→ JOB
In the entries below, find every line with "彼女たち" and copy it.

Records from a dataset:
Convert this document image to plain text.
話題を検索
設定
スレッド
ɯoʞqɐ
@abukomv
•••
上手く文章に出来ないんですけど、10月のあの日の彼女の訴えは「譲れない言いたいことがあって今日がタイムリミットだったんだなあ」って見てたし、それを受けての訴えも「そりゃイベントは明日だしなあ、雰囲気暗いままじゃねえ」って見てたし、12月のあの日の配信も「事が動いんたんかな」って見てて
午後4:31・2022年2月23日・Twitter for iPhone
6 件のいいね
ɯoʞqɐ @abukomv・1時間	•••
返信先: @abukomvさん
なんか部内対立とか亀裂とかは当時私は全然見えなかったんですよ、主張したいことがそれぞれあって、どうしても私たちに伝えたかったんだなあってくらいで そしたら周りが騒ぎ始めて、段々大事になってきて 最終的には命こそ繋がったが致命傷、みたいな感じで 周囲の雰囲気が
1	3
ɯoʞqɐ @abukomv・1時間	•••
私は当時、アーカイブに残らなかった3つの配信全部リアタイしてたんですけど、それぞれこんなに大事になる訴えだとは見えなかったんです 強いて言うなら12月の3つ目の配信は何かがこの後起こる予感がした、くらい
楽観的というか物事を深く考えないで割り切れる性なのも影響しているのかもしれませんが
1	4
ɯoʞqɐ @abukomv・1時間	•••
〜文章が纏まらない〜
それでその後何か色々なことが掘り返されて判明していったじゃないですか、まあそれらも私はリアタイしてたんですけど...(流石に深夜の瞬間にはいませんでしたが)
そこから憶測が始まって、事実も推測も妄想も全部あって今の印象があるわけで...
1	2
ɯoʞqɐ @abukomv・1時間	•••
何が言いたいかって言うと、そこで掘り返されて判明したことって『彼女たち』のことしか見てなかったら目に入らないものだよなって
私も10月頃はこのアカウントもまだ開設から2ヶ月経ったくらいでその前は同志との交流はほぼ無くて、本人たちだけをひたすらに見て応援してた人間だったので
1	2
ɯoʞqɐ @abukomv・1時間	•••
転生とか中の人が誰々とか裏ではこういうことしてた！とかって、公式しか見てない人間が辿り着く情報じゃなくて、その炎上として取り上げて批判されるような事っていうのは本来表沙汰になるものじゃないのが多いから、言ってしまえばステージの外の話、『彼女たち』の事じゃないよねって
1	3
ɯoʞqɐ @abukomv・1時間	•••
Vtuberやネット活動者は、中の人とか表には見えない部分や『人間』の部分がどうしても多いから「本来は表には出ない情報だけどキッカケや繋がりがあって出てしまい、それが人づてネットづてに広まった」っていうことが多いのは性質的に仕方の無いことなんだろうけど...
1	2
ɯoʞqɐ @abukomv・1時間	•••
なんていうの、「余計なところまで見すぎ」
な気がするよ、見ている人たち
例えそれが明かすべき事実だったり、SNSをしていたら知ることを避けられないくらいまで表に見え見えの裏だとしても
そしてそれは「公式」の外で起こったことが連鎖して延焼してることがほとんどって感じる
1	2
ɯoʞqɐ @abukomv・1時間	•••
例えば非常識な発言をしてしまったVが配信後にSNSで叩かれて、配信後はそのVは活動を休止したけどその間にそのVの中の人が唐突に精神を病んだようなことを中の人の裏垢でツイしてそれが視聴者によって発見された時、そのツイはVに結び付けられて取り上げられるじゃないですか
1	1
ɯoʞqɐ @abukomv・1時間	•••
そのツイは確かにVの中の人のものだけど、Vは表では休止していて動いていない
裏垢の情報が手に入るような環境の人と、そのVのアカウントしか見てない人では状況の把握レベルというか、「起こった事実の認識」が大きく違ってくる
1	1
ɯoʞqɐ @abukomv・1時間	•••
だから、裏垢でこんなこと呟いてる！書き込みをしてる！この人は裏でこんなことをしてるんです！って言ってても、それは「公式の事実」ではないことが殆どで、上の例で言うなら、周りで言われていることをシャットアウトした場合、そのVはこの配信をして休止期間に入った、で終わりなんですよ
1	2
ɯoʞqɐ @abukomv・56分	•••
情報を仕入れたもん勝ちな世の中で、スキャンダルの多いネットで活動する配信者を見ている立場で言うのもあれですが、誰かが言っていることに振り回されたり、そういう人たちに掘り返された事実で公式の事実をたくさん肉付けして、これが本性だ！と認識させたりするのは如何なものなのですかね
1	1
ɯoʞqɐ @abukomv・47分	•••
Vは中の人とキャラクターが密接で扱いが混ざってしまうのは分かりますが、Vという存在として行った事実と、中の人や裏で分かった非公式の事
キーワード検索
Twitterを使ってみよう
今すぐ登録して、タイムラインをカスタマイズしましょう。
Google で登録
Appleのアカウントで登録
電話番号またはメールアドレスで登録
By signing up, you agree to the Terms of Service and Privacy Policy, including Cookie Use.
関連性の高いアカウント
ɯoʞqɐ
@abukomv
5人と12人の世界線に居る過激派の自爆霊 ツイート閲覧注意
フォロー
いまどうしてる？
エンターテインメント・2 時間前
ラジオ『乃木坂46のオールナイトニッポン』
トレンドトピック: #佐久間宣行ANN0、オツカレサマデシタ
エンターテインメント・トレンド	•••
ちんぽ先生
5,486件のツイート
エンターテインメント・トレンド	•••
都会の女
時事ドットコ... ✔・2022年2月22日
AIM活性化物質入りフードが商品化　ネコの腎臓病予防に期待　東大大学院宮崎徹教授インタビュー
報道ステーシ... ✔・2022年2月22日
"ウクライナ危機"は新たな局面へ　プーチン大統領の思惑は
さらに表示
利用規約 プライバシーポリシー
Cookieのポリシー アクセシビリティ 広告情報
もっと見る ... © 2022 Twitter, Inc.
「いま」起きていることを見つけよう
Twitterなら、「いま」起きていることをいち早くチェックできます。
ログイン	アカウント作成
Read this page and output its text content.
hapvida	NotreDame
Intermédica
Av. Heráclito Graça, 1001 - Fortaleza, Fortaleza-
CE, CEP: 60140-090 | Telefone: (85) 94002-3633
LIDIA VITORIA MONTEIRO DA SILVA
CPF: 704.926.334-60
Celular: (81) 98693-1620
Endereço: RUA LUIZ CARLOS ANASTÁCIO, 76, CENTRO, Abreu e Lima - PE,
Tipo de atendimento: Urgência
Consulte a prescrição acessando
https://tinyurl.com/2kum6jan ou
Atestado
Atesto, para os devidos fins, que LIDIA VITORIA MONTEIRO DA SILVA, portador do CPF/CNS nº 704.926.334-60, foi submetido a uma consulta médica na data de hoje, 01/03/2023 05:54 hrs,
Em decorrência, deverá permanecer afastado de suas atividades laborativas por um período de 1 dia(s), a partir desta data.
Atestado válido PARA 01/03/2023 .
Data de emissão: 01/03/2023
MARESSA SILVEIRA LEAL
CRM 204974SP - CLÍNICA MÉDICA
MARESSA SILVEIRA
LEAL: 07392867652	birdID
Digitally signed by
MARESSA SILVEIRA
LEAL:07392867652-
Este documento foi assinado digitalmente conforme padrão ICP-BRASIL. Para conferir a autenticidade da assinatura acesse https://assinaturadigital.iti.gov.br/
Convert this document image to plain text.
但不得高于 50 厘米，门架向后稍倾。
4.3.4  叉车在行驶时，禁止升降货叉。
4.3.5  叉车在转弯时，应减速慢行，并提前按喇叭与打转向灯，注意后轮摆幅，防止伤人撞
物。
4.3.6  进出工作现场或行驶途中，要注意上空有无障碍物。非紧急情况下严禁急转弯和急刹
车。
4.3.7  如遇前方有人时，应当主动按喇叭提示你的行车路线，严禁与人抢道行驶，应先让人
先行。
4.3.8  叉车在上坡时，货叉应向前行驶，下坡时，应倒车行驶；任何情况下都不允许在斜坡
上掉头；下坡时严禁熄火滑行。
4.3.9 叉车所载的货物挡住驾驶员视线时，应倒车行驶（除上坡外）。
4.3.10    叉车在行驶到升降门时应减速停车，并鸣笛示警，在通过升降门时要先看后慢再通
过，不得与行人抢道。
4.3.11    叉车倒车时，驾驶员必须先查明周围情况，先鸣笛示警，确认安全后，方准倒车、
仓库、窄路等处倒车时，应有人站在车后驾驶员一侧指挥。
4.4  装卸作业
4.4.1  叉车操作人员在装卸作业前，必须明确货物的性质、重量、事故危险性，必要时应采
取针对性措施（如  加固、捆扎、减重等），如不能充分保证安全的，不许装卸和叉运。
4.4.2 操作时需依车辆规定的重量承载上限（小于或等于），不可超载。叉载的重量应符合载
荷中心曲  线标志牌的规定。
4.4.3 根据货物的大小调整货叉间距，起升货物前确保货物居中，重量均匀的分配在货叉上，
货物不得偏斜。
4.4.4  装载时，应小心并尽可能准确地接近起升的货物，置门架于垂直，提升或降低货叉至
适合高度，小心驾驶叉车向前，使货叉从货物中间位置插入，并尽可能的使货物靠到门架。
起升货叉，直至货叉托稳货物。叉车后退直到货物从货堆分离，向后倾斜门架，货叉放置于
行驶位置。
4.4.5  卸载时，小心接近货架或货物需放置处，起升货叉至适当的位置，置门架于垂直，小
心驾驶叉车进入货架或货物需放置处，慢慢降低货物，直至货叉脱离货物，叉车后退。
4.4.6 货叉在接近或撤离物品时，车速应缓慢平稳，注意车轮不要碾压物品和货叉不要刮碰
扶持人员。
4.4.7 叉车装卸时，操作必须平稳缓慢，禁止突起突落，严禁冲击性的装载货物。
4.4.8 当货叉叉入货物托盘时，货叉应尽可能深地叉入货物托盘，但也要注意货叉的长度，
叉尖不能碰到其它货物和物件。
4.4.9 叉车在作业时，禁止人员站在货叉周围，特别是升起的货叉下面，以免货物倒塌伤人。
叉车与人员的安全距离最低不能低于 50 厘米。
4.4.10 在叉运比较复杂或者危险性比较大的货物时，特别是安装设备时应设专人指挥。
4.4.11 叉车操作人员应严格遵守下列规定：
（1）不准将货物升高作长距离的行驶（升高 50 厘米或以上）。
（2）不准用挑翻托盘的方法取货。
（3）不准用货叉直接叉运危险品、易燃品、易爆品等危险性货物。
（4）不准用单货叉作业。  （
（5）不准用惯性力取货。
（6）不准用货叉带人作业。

→ SOLUTION TO THE EXERCISE
何が言いたいかって言うと、そこで掘り返されて判明したことって『彼女たち』のことしか見てなかったら目に入らないものだよなって
転生とか中の人が誰々とか裏ではこういうことしてた！とかって、公式しか見てない人間が辿り着く情報じゃなくて、その炎上として取り上げて批判されるような事っていうのは本来表沙汰になるものじゃないのが多いから、言ってしまえばステージの外の話、『彼女たち』の事じゃないよねって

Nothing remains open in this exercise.